In the entries below, count each line holding the word "this". Answer with the total alone.
## begin
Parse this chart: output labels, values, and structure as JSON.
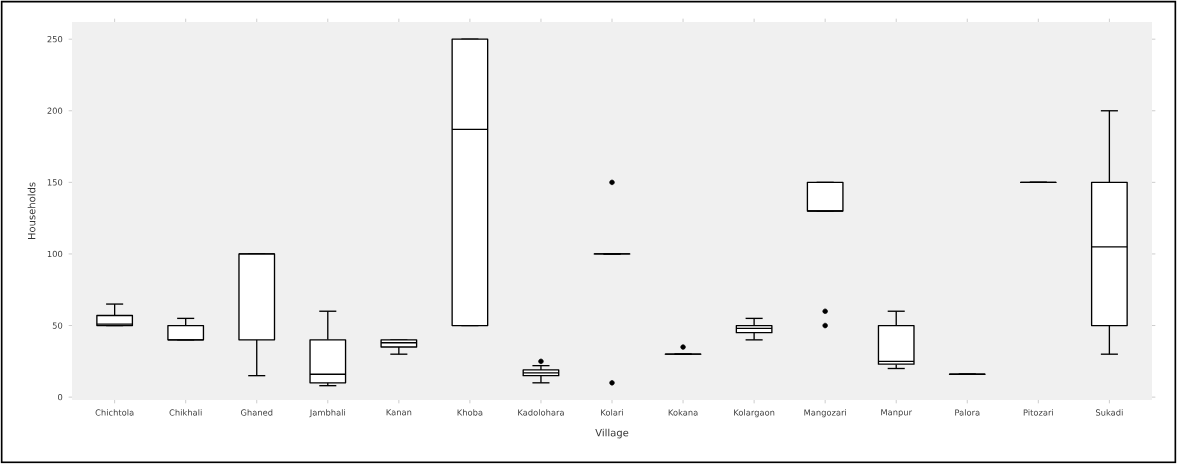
{
  "chart_data": {
    "type": "box",
    "xlabel": "Village",
    "ylabel": "Households",
    "categories": [
      "Chichtola",
      "Chikhali",
      "Ghaned",
      "Jambhali",
      "Kanan",
      "Khoba",
      "Kadolohara",
      "Kolari",
      "Kokana",
      "Kolargaon",
      "Mangozari",
      "Manpur",
      "Palora",
      "Pitozari",
      "Sukadi"
    ],
    "boxes": [
      {
        "low": 50,
        "q1": 50,
        "median": 51,
        "q3": 57,
        "high": 65
      },
      {
        "low": 40,
        "q1": 40,
        "median": 40,
        "q3": 50,
        "high": 55
      },
      {
        "low": 15,
        "q1": 40,
        "median": 100,
        "q3": 100,
        "high": 100
      },
      {
        "low": 8,
        "q1": 10,
        "median": 16,
        "q3": 40,
        "high": 60
      },
      {
        "low": 30,
        "q1": 35,
        "median": 38,
        "q3": 40,
        "high": 40
      },
      {
        "low": 50,
        "q1": 50,
        "median": 187,
        "q3": 250,
        "high": 250
      },
      {
        "low": 10,
        "q1": 15,
        "median": 17,
        "q3": 19,
        "high": 22,
        "outliers": [
          25
        ]
      },
      {
        "low": 100,
        "q1": 100,
        "median": 100,
        "q3": 100,
        "high": 100,
        "outliers": [
          150,
          10
        ]
      },
      {
        "low": 30,
        "q1": 30,
        "median": 30,
        "q3": 30,
        "high": 30,
        "outliers": [
          35
        ]
      },
      {
        "low": 40,
        "q1": 45,
        "median": 48,
        "q3": 50,
        "high": 55
      },
      {
        "low": 130,
        "q1": 130,
        "median": 130,
        "q3": 150,
        "high": 150,
        "outliers": [
          60,
          50
        ]
      },
      {
        "low": 20,
        "q1": 23,
        "median": 25,
        "q3": 50,
        "high": 60
      },
      {
        "low": 16,
        "q1": 16,
        "median": 16,
        "q3": 16,
        "high": 16
      },
      {
        "low": 150,
        "q1": 150,
        "median": 150,
        "q3": 150,
        "high": 150
      },
      {
        "low": 30,
        "q1": 50,
        "median": 105,
        "q3": 150,
        "high": 200
      }
    ],
    "ylim": [
      -2,
      262
    ],
    "yticks": [
      0,
      50,
      100,
      150,
      200,
      250
    ],
    "grid": false
  }
}
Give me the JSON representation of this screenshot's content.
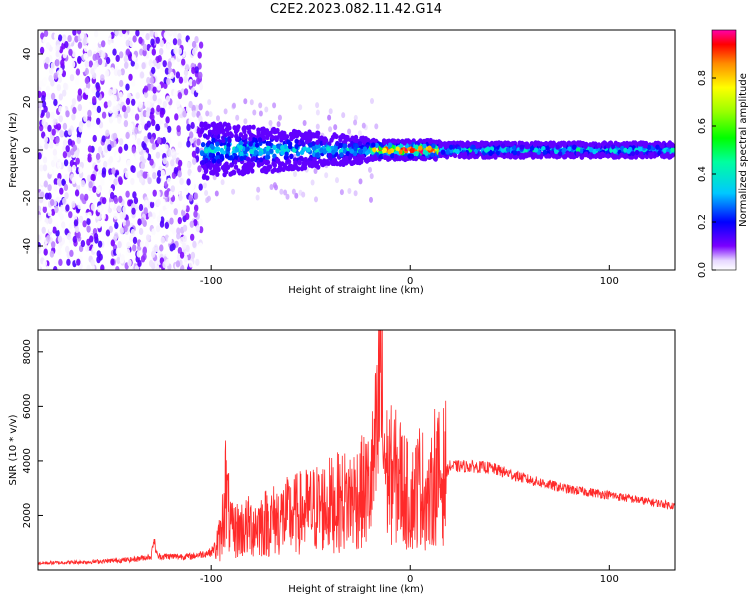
{
  "title": "C2E2.2023.082.11.42.G14",
  "colors": {
    "snr_line": "#ff2a2a",
    "noise_dark": "#6a00ff",
    "noise_light": "#c9a8ff",
    "axis": "#000000",
    "background": "#ffffff"
  },
  "chart_data": [
    {
      "type": "heatmap",
      "title": "C2E2.2023.082.11.42.G14",
      "xlabel": "Height of straight line (km)",
      "ylabel": "Frequency (Hz)",
      "xlim": [
        -187,
        133
      ],
      "ylim": [
        -50,
        50
      ],
      "xticks": [
        -100,
        0,
        100
      ],
      "yticks": [
        -40,
        -20,
        0,
        20,
        40
      ],
      "grid": false,
      "colorbar": {
        "label": "Normalized spectral amplitude",
        "range": [
          0,
          1
        ],
        "ticks": [
          "0.0",
          "0.2",
          "0.4",
          "0.6",
          "0.8"
        ],
        "colormap": "rainbow"
      },
      "regions": [
        {
          "x": [
            -187,
            -105
          ],
          "description": "broadband noise",
          "freq_extent": [
            -50,
            50
          ],
          "amplitude": [
            0.0,
            0.15
          ]
        },
        {
          "x": [
            -105,
            -20
          ],
          "description": "signal band",
          "center_hz": 0,
          "halfwidth_hz": [
            12,
            5
          ],
          "peak_amplitude": 0.45
        },
        {
          "x": [
            -20,
            15
          ],
          "description": "strong signal",
          "center_hz": 0,
          "halfwidth_hz": 4,
          "peak_amplitude": 1.0
        },
        {
          "x": [
            15,
            133
          ],
          "description": "steady signal",
          "center_hz": 0,
          "halfwidth_hz": 3,
          "peak_amplitude": 0.5
        }
      ]
    },
    {
      "type": "line",
      "xlabel": "Height of straight line (km)",
      "ylabel": "SNR (10 * v/v)",
      "xlim": [
        -187,
        133
      ],
      "ylim": [
        0,
        8800
      ],
      "xticks": [
        -100,
        0,
        100
      ],
      "yticks": [
        2000,
        4000,
        6000,
        8000
      ],
      "grid": false,
      "series": [
        {
          "x": [
            -187,
            -160,
            -140,
            -130,
            -129,
            -127,
            -110,
            -100,
            -95,
            -93,
            -90,
            -80,
            -70,
            -60,
            -50,
            -40,
            -30,
            -20,
            -16,
            -15,
            -14,
            -12,
            -10,
            -5,
            0,
            5,
            10,
            12,
            15,
            20,
            30,
            40,
            60,
            80,
            100,
            120,
            133
          ],
          "y": [
            250,
            300,
            380,
            500,
            1150,
            500,
            500,
            650,
            1200,
            3100,
            1400,
            1600,
            1800,
            2000,
            2200,
            2400,
            2600,
            3000,
            5000,
            8800,
            5200,
            3600,
            3500,
            3300,
            2500,
            3200,
            2400,
            3600,
            3300,
            3800,
            3800,
            3750,
            3300,
            2950,
            2750,
            2500,
            2350
          ]
        }
      ]
    }
  ]
}
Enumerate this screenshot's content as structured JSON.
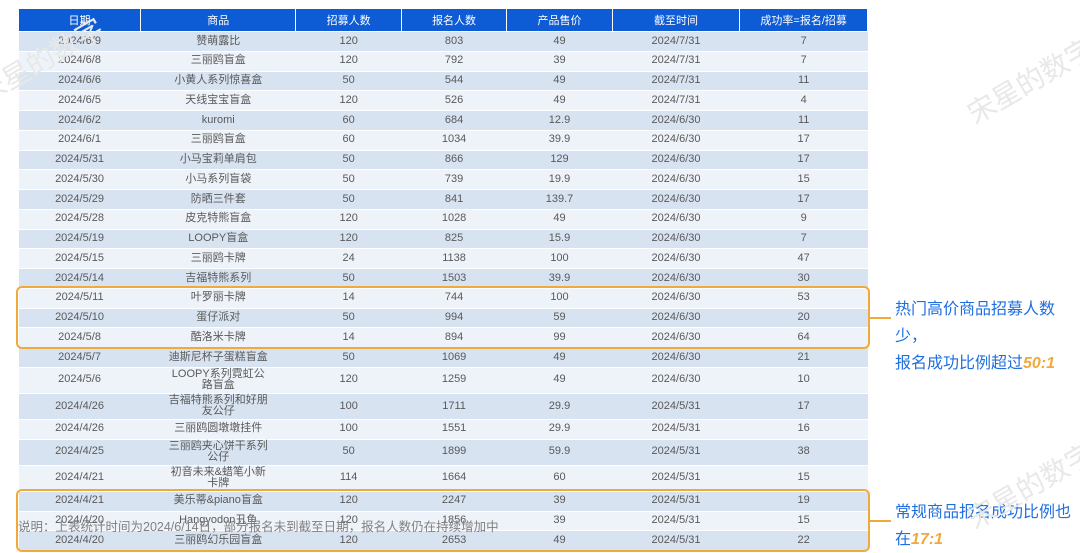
{
  "headers": {
    "date": "日期",
    "product": "商品",
    "recruit": "招募人数",
    "signup": "报名人数",
    "price": "产品售价",
    "deadline": "截至时间",
    "rate": "成功率=报名/招募"
  },
  "rows": [
    {
      "date": "2024/6/9",
      "product": "赞萌露比",
      "recruit": "120",
      "signup": "803",
      "price": "49",
      "deadline": "2024/7/31",
      "rate": "7"
    },
    {
      "date": "2024/6/8",
      "product": "三丽鸥盲盒",
      "recruit": "120",
      "signup": "792",
      "price": "39",
      "deadline": "2024/7/31",
      "rate": "7"
    },
    {
      "date": "2024/6/6",
      "product": "小黄人系列惊喜盒",
      "recruit": "50",
      "signup": "544",
      "price": "49",
      "deadline": "2024/7/31",
      "rate": "11"
    },
    {
      "date": "2024/6/5",
      "product": "天线宝宝盲盒",
      "recruit": "120",
      "signup": "526",
      "price": "49",
      "deadline": "2024/7/31",
      "rate": "4"
    },
    {
      "date": "2024/6/2",
      "product": "kuromi",
      "recruit": "60",
      "signup": "684",
      "price": "12.9",
      "deadline": "2024/6/30",
      "rate": "11"
    },
    {
      "date": "2024/6/1",
      "product": "三丽鸥盲盒",
      "recruit": "60",
      "signup": "1034",
      "price": "39.9",
      "deadline": "2024/6/30",
      "rate": "17"
    },
    {
      "date": "2024/5/31",
      "product": "小马宝莉单肩包",
      "recruit": "50",
      "signup": "866",
      "price": "129",
      "deadline": "2024/6/30",
      "rate": "17"
    },
    {
      "date": "2024/5/30",
      "product": "小马系列盲袋",
      "recruit": "50",
      "signup": "739",
      "price": "19.9",
      "deadline": "2024/6/30",
      "rate": "15"
    },
    {
      "date": "2024/5/29",
      "product": "防晒三件套",
      "recruit": "50",
      "signup": "841",
      "price": "139.7",
      "deadline": "2024/6/30",
      "rate": "17"
    },
    {
      "date": "2024/5/28",
      "product": "皮克特熊盲盒",
      "recruit": "120",
      "signup": "1028",
      "price": "49",
      "deadline": "2024/6/30",
      "rate": "9"
    },
    {
      "date": "2024/5/19",
      "product": "LOOPY盲盒",
      "recruit": "120",
      "signup": "825",
      "price": "15.9",
      "deadline": "2024/6/30",
      "rate": "7"
    },
    {
      "date": "2024/5/15",
      "product": "三丽鸥卡牌",
      "recruit": "24",
      "signup": "1138",
      "price": "100",
      "deadline": "2024/6/30",
      "rate": "47"
    },
    {
      "date": "2024/5/14",
      "product": "吉福特熊系列",
      "recruit": "50",
      "signup": "1503",
      "price": "39.9",
      "deadline": "2024/6/30",
      "rate": "30"
    },
    {
      "date": "2024/5/11",
      "product": "叶罗丽卡牌",
      "recruit": "14",
      "signup": "744",
      "price": "100",
      "deadline": "2024/6/30",
      "rate": "53"
    },
    {
      "date": "2024/5/10",
      "product": "蛋仔派对",
      "recruit": "50",
      "signup": "994",
      "price": "59",
      "deadline": "2024/6/30",
      "rate": "20"
    },
    {
      "date": "2024/5/8",
      "product": "酷洛米卡牌",
      "recruit": "14",
      "signup": "894",
      "price": "99",
      "deadline": "2024/6/30",
      "rate": "64"
    },
    {
      "date": "2024/5/7",
      "product": "迪斯尼杯子蛋糕盲盒",
      "recruit": "50",
      "signup": "1069",
      "price": "49",
      "deadline": "2024/6/30",
      "rate": "21"
    },
    {
      "date": "2024/5/6",
      "product": "LOOPY系列霓虹公\n路盲盒",
      "recruit": "120",
      "signup": "1259",
      "price": "49",
      "deadline": "2024/6/30",
      "rate": "10",
      "multi": true
    },
    {
      "date": "2024/4/26",
      "product": "吉福特熊系列和好朋\n友公仔",
      "recruit": "100",
      "signup": "1711",
      "price": "29.9",
      "deadline": "2024/5/31",
      "rate": "17",
      "multi": true
    },
    {
      "date": "2024/4/26",
      "product": "三丽鸥圆墩墩挂件",
      "recruit": "100",
      "signup": "1551",
      "price": "29.9",
      "deadline": "2024/5/31",
      "rate": "16"
    },
    {
      "date": "2024/4/25",
      "product": "三丽鸥夹心饼干系列\n公仔",
      "recruit": "50",
      "signup": "1899",
      "price": "59.9",
      "deadline": "2024/5/31",
      "rate": "38",
      "multi": true
    },
    {
      "date": "2024/4/21",
      "product": "初音未来&蜡笔小新\n卡牌",
      "recruit": "114",
      "signup": "1664",
      "price": "60",
      "deadline": "2024/5/31",
      "rate": "15",
      "multi": true
    },
    {
      "date": "2024/4/21",
      "product": "美乐蒂&piano盲盒",
      "recruit": "120",
      "signup": "2247",
      "price": "39",
      "deadline": "2024/5/31",
      "rate": "19"
    },
    {
      "date": "2024/4/20",
      "product": "Hangyodon丑鱼",
      "recruit": "120",
      "signup": "1856",
      "price": "39",
      "deadline": "2024/5/31",
      "rate": "15"
    },
    {
      "date": "2024/4/20",
      "product": "三丽鸥幻乐园盲盒",
      "recruit": "120",
      "signup": "2653",
      "price": "49",
      "deadline": "2024/5/31",
      "rate": "22"
    }
  ],
  "annot1": {
    "line1": "热门高价商品招募人数少，",
    "line2_prefix": "报名成功比例超过",
    "ratio": "50:1"
  },
  "annot2": {
    "line1": "常规商品报名成功比例也",
    "line2_prefix": "在",
    "ratio": "17:1"
  },
  "footnote": "说明：上表统计时间为2024/6/14日，部分报名未到截至日期，报名人数仍在持续增加中",
  "watermark": "宋星的数字",
  "style": {
    "header_bg": "#0e5bd6",
    "header_fg": "#ffffff",
    "row_even_bg": "#d8e3f2",
    "row_odd_bg": "#eef3fa",
    "cell_fg": "#595959",
    "highlight_border": "#f2a93b",
    "annot_color": "#1f6fe0",
    "ratio_color": "#f2a93b",
    "footnote_color": "#808080",
    "font_size_table": 11,
    "font_size_annot": 16,
    "font_size_footnote": 12.5
  }
}
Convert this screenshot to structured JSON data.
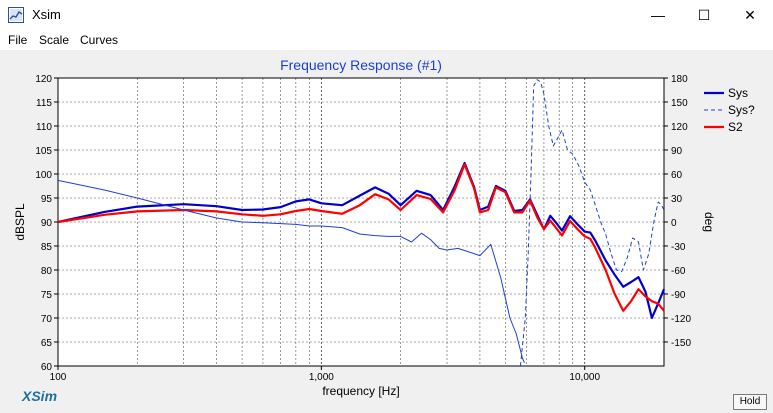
{
  "window": {
    "title": "Xsim",
    "minimize_glyph": "—",
    "maximize_glyph": "☐",
    "close_glyph": "✕"
  },
  "menu": [
    "File",
    "Scale",
    "Curves"
  ],
  "footer": {
    "brand": "XSim",
    "hold_label": "Hold"
  },
  "colors": {
    "sys": "#0000cc",
    "sys_phase": "#1f3fd8",
    "s2": "#ff0000",
    "title": "#1a3fd6",
    "brand": "#1f6fa0"
  },
  "chart_data": {
    "type": "line",
    "title": "Frequency Response (#1)",
    "xlabel": "frequency [Hz]",
    "ylabel": "dBSPL",
    "y2label": "deg",
    "xscale": "log",
    "xlim": [
      100,
      20000
    ],
    "ylim": [
      60,
      120
    ],
    "y2lim": [
      -180,
      180
    ],
    "grid": true,
    "legend_position": "top-right",
    "x_ticks": [
      100,
      1000,
      10000
    ],
    "x_tick_labels": [
      "100",
      "1,000",
      "10,000"
    ],
    "y_ticks": [
      60,
      65,
      70,
      75,
      80,
      85,
      90,
      95,
      100,
      105,
      110,
      115,
      120
    ],
    "y_tick_labels": [
      "60",
      "65",
      "70",
      "75",
      "80",
      "85",
      "90",
      "95",
      "100",
      "105",
      "110",
      "115",
      "120"
    ],
    "y2_ticks": [
      -150,
      -120,
      -90,
      -60,
      -30,
      0,
      30,
      60,
      90,
      120,
      150,
      180
    ],
    "y2_tick_labels": [
      "-150",
      "-120",
      "-90",
      "-60",
      "-30",
      "0",
      "30",
      "60",
      "90",
      "120",
      "150",
      "180"
    ],
    "series": [
      {
        "name": "Sys",
        "axis": "left",
        "style": "solid",
        "x": [
          100,
          150,
          200,
          300,
          400,
          500,
          600,
          700,
          800,
          900,
          1000,
          1200,
          1400,
          1600,
          1800,
          2000,
          2300,
          2600,
          2900,
          3200,
          3500,
          3800,
          4000,
          4300,
          4600,
          5000,
          5400,
          5800,
          6200,
          6600,
          7000,
          7400,
          7800,
          8200,
          8800,
          9400,
          10000,
          10500,
          11000,
          12000,
          13000,
          14000,
          15000,
          16000,
          17000,
          18000,
          19000,
          20000
        ],
        "y": [
          90,
          92.1,
          93.2,
          93.7,
          93.3,
          92.5,
          92.6,
          93.1,
          94.3,
          94.7,
          93.9,
          93.5,
          95.5,
          97.2,
          95.9,
          93.5,
          96.5,
          95.6,
          92.5,
          97.3,
          102.3,
          97.3,
          92.5,
          93.2,
          97.5,
          96.5,
          92.3,
          92.5,
          94.7,
          91.5,
          88.5,
          91.3,
          89.8,
          88.2,
          91.2,
          89.5,
          88,
          87.8,
          86,
          82,
          79,
          76.5,
          77.5,
          78.5,
          75.5,
          70,
          73,
          76
        ]
      },
      {
        "name": "Sys?",
        "axis": "right",
        "style": "dashed",
        "x": [
          5700,
          5950,
          6100,
          6250,
          6400,
          6600,
          6800,
          7000,
          7300,
          7600,
          7900,
          8200,
          8600,
          9000,
          9500,
          10000,
          10500,
          11000,
          11500,
          12000,
          12600,
          13200,
          13800,
          14500,
          15200,
          16000,
          16700,
          17500,
          18300,
          19000,
          19500,
          20000
        ],
        "y": [
          -180,
          -120,
          -40,
          60,
          170,
          178,
          175,
          160,
          120,
          95,
          105,
          115,
          90,
          85,
          70,
          50,
          40,
          20,
          0,
          -15,
          -40,
          -60,
          -62,
          -45,
          -20,
          -25,
          -60,
          -40,
          0,
          25,
          22,
          15
        ]
      },
      {
        "name": "S2",
        "axis": "left",
        "style": "solid",
        "x": [
          100,
          150,
          200,
          300,
          400,
          500,
          600,
          700,
          800,
          900,
          1000,
          1200,
          1400,
          1600,
          1800,
          2000,
          2300,
          2600,
          2900,
          3200,
          3500,
          3800,
          4000,
          4300,
          4600,
          5000,
          5400,
          5800,
          6200,
          6600,
          7000,
          7400,
          7800,
          8200,
          8800,
          9400,
          10000,
          10500,
          11000,
          12000,
          13000,
          14000,
          15000,
          16000,
          17000,
          18000,
          19000,
          20000
        ],
        "y": [
          90,
          91.5,
          92.2,
          92.5,
          92.2,
          91.6,
          91.3,
          91.6,
          92.3,
          92.7,
          92.3,
          91.7,
          93.5,
          95.8,
          94.7,
          92.5,
          95.6,
          94.8,
          92,
          96.5,
          102,
          97,
          92,
          92.5,
          97.2,
          96.2,
          92,
          92,
          94.5,
          91,
          88.5,
          90.3,
          88.7,
          87.2,
          90.2,
          88.5,
          87,
          86.5,
          84.5,
          80,
          75,
          71.5,
          73.5,
          76,
          74.5,
          73.5,
          73,
          71.5
        ]
      },
      {
        "name": "",
        "axis": "right",
        "style": "solid",
        "x": [
          100,
          150,
          200,
          300,
          400,
          500,
          600,
          700,
          800,
          900,
          1000,
          1200,
          1400,
          1600,
          1800,
          2000,
          2200,
          2400,
          2600,
          2800,
          3000,
          3300,
          3600,
          4000,
          4400,
          4800,
          5200,
          5500,
          5800,
          5900
        ],
        "y": [
          52,
          40,
          30,
          15,
          5,
          0,
          -1,
          -2,
          -3,
          -5,
          -5,
          -7,
          -15,
          -17,
          -18,
          -18,
          -25,
          -14,
          -22,
          -33,
          -35,
          -33,
          -37,
          -42,
          -28,
          -70,
          -120,
          -140,
          -170,
          -176
        ]
      }
    ]
  }
}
## end
● **Solved exercise**: 4